### Given instruction:
Write out the material exactly, leaving every picture behind.

[Saved entries]
-=-=-
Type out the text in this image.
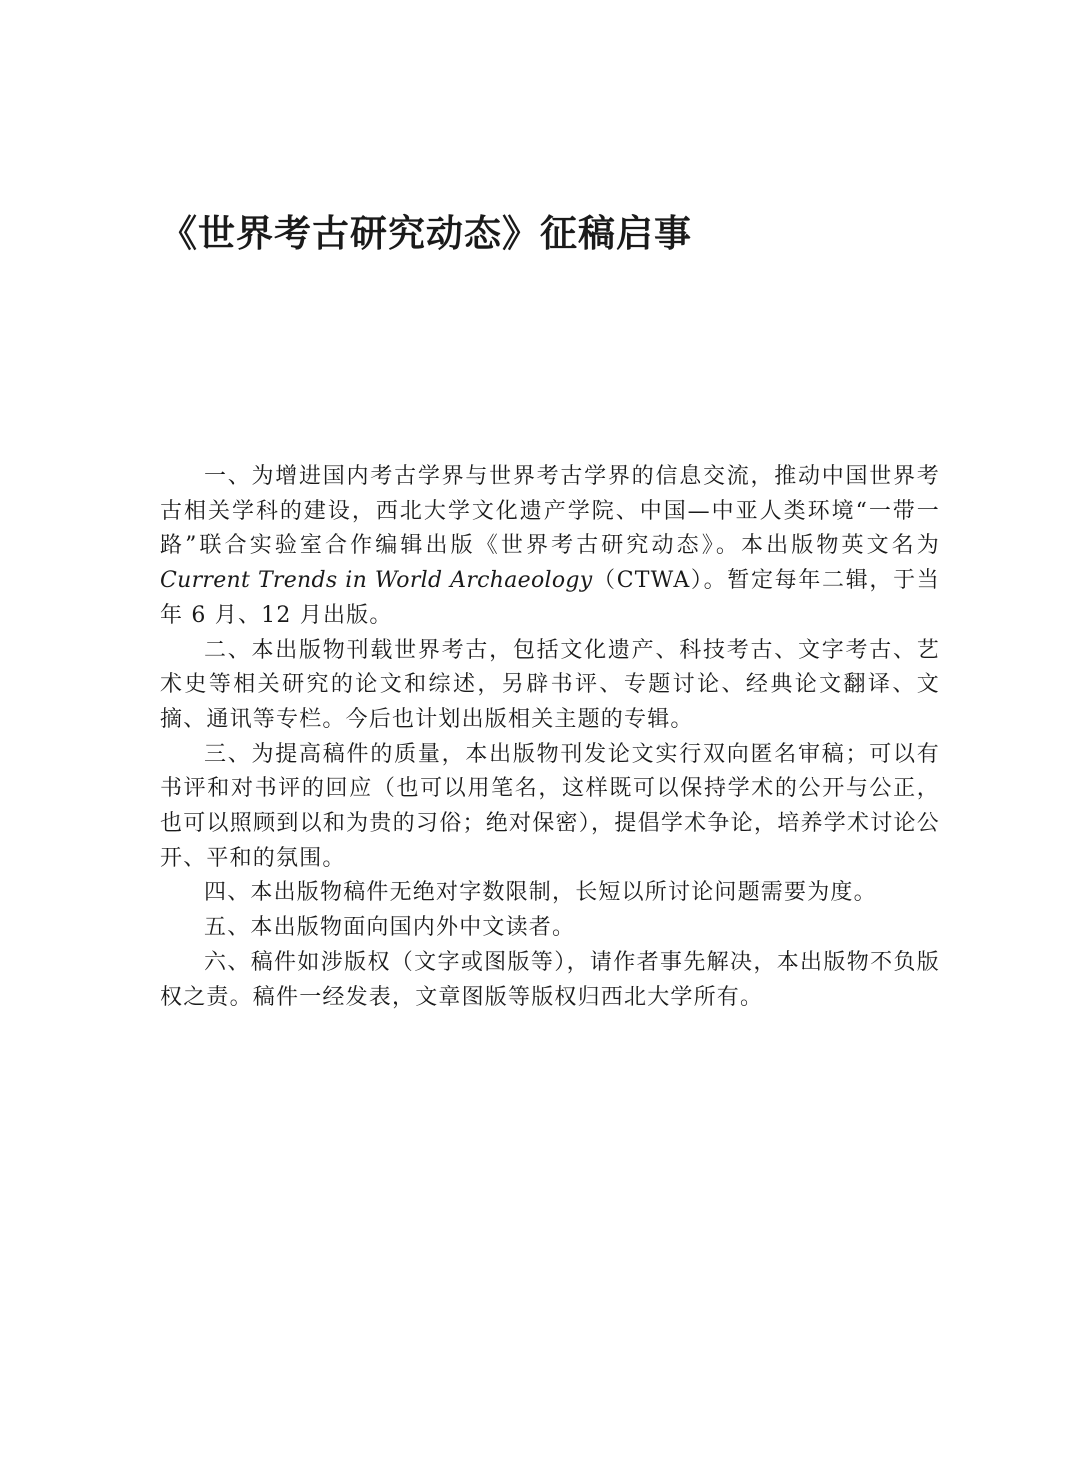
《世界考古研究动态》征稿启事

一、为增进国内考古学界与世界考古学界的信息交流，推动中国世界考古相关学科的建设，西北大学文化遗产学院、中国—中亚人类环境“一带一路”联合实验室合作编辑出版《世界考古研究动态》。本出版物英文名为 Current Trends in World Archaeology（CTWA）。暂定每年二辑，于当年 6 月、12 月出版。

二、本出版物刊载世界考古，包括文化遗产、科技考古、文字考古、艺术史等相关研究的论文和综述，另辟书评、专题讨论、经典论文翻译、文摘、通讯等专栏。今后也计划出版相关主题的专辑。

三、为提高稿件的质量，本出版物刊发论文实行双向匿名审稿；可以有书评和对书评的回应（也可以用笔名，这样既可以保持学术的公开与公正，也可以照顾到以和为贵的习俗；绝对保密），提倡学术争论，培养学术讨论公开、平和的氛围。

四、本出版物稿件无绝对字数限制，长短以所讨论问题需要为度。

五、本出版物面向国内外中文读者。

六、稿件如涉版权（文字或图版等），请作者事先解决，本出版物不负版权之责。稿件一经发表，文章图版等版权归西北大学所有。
-=-=-
### Solution to this exercise:
Type out the text in this image.
《世界考古研究动态》征稿启事

一、为增进国内考古学界与世界考古学界的信息交流，推动中国世界考古相关学科的建设，西北大学文化遗产学院、中国—中亚人类环境“一带一路”联合实验室合作编辑出版《世界考古研究动态》。本出版物英文名为 Current Trends in World Archaeology（CTWA）。暂定每年二辑，于当年 6 月、12 月出版。

二、本出版物刊载世界考古，包括文化遗产、科技考古、文字考古、艺术史等相关研究的论文和综述，另辟书评、专题讨论、经典论文翻译、文摘、通讯等专栏。今后也计划出版相关主题的专辑。

三、为提高稿件的质量，本出版物刊发论文实行双向匿名审稿；可以有书评和对书评的回应（也可以用笔名，这样既可以保持学术的公开与公正，也可以照顾到以和为贵的习俗；绝对保密），提倡学术争论，培养学术讨论公开、平和的氛围。

四、本出版物稿件无绝对字数限制，长短以所讨论问题需要为度。

五、本出版物面向国内外中文读者。

六、稿件如涉版权（文字或图版等），请作者事先解决，本出版物不负版权之责。稿件一经发表，文章图版等版权归西北大学所有。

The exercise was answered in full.